**Data entries:**
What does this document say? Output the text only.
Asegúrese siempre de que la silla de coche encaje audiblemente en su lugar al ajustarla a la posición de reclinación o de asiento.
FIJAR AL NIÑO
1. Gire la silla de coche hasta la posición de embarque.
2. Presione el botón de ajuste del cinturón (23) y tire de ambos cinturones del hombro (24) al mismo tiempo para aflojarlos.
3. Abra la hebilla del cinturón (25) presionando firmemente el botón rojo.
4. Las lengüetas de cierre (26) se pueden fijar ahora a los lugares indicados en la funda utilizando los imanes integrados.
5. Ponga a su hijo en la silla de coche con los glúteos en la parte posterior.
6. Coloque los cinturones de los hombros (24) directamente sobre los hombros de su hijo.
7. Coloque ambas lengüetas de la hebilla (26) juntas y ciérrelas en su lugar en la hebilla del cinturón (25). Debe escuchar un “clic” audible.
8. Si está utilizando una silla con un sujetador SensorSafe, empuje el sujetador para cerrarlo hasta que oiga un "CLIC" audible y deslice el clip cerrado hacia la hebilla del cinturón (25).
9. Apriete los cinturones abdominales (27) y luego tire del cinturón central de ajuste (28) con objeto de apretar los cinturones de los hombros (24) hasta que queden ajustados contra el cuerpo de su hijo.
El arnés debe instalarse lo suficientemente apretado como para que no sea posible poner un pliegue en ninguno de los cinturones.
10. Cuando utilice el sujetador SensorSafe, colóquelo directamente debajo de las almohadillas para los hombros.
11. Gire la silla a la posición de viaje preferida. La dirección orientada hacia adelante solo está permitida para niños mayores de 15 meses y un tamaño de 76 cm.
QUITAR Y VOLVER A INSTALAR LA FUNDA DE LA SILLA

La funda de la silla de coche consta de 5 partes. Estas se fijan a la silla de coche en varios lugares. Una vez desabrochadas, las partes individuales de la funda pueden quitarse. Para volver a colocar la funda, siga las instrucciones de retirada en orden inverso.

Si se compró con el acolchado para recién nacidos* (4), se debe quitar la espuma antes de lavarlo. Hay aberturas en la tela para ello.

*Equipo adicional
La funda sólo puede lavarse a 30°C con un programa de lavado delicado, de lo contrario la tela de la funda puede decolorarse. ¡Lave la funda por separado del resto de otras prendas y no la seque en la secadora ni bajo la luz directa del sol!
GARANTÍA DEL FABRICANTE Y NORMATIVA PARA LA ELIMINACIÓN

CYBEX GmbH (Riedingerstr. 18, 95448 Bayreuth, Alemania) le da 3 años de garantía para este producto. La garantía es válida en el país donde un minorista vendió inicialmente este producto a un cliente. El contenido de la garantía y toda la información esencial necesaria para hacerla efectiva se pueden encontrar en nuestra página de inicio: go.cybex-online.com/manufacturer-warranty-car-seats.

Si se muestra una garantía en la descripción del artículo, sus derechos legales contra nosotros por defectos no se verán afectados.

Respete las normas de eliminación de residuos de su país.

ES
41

**Instructions for the task:** Retype all of the data shown above, word for word.

**Result of the task:**
What does this document say? Output the text only.
Asegúrese siempre de que la silla de coche encaje audiblemente en su lugar al ajustarla a la posición de reclinación o de asiento.
FIJAR AL NIÑO
1. Gire la silla de coche hasta la posición de embarque.
2. Presione el botón de ajuste del cinturón (23) y tire de ambos cinturones del hombro (24) al mismo tiempo para aflojarlos.
3. Abra la hebilla del cinturón (25) presionando firmemente el botón rojo.
4. Las lengüetas de cierre (26) se pueden fijar ahora a los lugares indicados en la funda utilizando los imanes integrados.
5. Ponga a su hijo en la silla de coche con los glúteos en la parte posterior.
6. Coloque los cinturones de los hombros (24) directamente sobre los hombros de su hijo.
7. Coloque ambas lengüetas de la hebilla (26) juntas y ciérrelas en su lugar en la hebilla del cinturón (25). Debe escuchar un “clic” audible.
8. Si está utilizando una silla con un sujetador SensorSafe, empuje el sujetador para cerrarlo hasta que oiga un "CLIC" audible y deslice el clip cerrado hacia la hebilla del cinturón (25).
9. Apriete los cinturones abdominales (27) y luego tire del cinturón central de ajuste (28) con objeto de apretar los cinturones de los hombros (24) hasta que queden ajustados contra el cuerpo de su hijo.
El arnés debe instalarse lo suficientemente apretado como para que no sea posible poner un pliegue en ninguno de los cinturones.
10. Cuando utilice el sujetador SensorSafe, colóquelo directamente debajo de las almohadillas para los hombros.
11. Gire la silla a la posición de viaje preferida. La dirección orientada hacia adelante solo está permitida para niños mayores de 15 meses y un tamaño de 76 cm.
QUITAR Y VOLVER A INSTALAR LA FUNDA DE LA SILLA

La funda de la silla de coche consta de 5 partes. Estas se fijan a la silla de coche en varios lugares. Una vez desabrochadas, las partes individuales de la funda pueden quitarse. Para volver a colocar la funda, siga las instrucciones de retirada en orden inverso.

Si se compró con el acolchado para recién nacidos* (4), se debe quitar la espuma antes de lavarlo. Hay aberturas en la tela para ello.

*Equipo adicional
La funda sólo puede lavarse a 30°C con un programa de lavado delicado, de lo contrario la tela de la funda puede decolorarse. ¡Lave la funda por separado del resto de otras prendas y no la seque en la secadora ni bajo la luz directa del sol!
GARANTÍA DEL FABRICANTE Y NORMATIVA PARA LA ELIMINACIÓN

CYBEX GmbH (Riedingerstr. 18, 95448 Bayreuth, Alemania) le da 3 años de garantía para este producto. La garantía es válida en el país donde un minorista vendió inicialmente este producto a un cliente. El contenido de la garantía y toda la información esencial necesaria para hacerla efectiva se pueden encontrar en nuestra página de inicio: go.cybex-online.com/manufacturer-warranty-car-seats.

Si se muestra una garantía en la descripción del artículo, sus derechos legales contra nosotros por defectos no se verán afectados.

Respete las normas de eliminación de residuos de su país.

ES
41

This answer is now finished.